▸ Exercise details: Retype the rows character for character, beginning with the first row and stopping after the line that contains "y2-tick-label: 40 <box>988 216 1009 237</box>".

▸ Material for this task:
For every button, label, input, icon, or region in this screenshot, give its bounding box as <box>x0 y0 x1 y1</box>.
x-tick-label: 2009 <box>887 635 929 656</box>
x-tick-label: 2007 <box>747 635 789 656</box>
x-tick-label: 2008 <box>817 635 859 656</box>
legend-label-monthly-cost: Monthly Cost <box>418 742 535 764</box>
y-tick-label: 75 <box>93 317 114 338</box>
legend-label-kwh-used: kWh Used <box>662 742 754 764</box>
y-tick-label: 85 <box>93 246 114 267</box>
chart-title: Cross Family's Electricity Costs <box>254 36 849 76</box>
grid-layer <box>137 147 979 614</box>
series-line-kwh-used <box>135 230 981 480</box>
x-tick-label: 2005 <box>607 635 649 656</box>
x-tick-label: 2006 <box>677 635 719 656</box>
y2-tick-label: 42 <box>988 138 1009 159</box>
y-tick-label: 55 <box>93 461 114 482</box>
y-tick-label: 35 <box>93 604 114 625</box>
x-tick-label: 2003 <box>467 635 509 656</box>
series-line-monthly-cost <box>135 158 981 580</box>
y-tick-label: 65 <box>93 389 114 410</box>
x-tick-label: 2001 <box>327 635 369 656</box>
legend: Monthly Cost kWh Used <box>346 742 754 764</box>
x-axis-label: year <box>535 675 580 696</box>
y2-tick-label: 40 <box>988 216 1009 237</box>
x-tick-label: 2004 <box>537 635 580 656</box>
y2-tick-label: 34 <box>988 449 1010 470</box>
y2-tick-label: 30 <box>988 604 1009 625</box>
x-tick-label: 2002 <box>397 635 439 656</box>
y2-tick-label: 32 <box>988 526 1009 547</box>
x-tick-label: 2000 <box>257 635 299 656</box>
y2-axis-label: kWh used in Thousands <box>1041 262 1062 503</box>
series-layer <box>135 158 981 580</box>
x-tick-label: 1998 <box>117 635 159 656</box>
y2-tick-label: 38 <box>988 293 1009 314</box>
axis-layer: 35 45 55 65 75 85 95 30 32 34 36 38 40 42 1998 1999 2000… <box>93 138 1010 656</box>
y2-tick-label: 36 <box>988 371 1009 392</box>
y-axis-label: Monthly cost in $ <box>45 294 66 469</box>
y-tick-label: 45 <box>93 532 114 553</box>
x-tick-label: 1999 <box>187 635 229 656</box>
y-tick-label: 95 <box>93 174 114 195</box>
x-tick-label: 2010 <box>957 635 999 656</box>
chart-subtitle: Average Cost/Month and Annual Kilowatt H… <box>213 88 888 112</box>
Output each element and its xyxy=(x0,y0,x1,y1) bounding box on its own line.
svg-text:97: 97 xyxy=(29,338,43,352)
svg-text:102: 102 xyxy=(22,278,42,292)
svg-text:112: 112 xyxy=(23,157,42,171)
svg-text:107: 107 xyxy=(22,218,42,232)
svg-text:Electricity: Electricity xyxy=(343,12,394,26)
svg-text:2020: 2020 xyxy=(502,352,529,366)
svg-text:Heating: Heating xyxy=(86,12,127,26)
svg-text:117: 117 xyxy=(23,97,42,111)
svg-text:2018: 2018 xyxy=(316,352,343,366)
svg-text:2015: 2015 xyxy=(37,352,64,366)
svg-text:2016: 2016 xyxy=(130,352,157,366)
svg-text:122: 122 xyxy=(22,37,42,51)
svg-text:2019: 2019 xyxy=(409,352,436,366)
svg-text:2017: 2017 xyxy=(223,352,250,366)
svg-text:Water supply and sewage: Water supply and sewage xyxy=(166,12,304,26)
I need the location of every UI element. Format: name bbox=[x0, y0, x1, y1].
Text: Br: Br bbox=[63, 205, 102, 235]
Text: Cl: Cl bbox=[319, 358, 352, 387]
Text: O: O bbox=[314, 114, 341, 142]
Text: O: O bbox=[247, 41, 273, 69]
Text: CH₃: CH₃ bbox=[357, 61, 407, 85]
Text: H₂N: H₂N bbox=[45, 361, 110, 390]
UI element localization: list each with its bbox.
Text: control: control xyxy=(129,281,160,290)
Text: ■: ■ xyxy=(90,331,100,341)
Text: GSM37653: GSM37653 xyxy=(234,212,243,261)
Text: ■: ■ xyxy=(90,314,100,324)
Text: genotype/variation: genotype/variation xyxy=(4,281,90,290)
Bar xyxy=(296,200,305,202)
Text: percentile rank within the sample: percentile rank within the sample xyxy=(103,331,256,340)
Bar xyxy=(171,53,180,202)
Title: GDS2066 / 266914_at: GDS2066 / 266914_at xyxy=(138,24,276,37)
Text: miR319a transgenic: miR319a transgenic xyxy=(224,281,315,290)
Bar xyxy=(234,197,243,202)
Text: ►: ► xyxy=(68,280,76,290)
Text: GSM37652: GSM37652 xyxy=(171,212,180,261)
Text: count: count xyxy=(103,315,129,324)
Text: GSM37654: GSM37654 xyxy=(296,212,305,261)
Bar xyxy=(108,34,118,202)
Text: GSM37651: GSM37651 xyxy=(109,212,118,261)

▸ Output below:
For every button, label, input, icon, or region in this screenshot, give its bounding box as <box>x0 y0 x1 y1</box>.
x-tick-label: 2009 <box>887 635 929 656</box>
x-tick-label: 2007 <box>747 635 789 656</box>
x-tick-label: 2008 <box>817 635 859 656</box>
legend-label-monthly-cost: Monthly Cost <box>418 742 535 764</box>
y-tick-label: 75 <box>93 317 114 338</box>
legend-label-kwh-used: kWh Used <box>662 742 754 764</box>
y-tick-label: 85 <box>93 246 114 267</box>
chart-title: Cross Family's Electricity Costs <box>254 36 849 76</box>
grid-layer <box>137 147 979 614</box>
series-line-kwh-used <box>135 230 981 480</box>
x-tick-label: 2005 <box>607 635 649 656</box>
x-tick-label: 2006 <box>677 635 719 656</box>
y2-tick-label: 42 <box>988 138 1009 159</box>
y-tick-label: 55 <box>93 461 114 482</box>
y-tick-label: 35 <box>93 604 114 625</box>
x-tick-label: 2003 <box>467 635 509 656</box>
series-line-monthly-cost <box>135 158 981 580</box>
y-tick-label: 65 <box>93 389 114 410</box>
x-tick-label: 2001 <box>327 635 369 656</box>
legend: Monthly Cost kWh Used <box>346 742 754 764</box>
x-axis-label: year <box>535 675 580 696</box>
y2-tick-label: 40 <box>988 216 1009 237</box>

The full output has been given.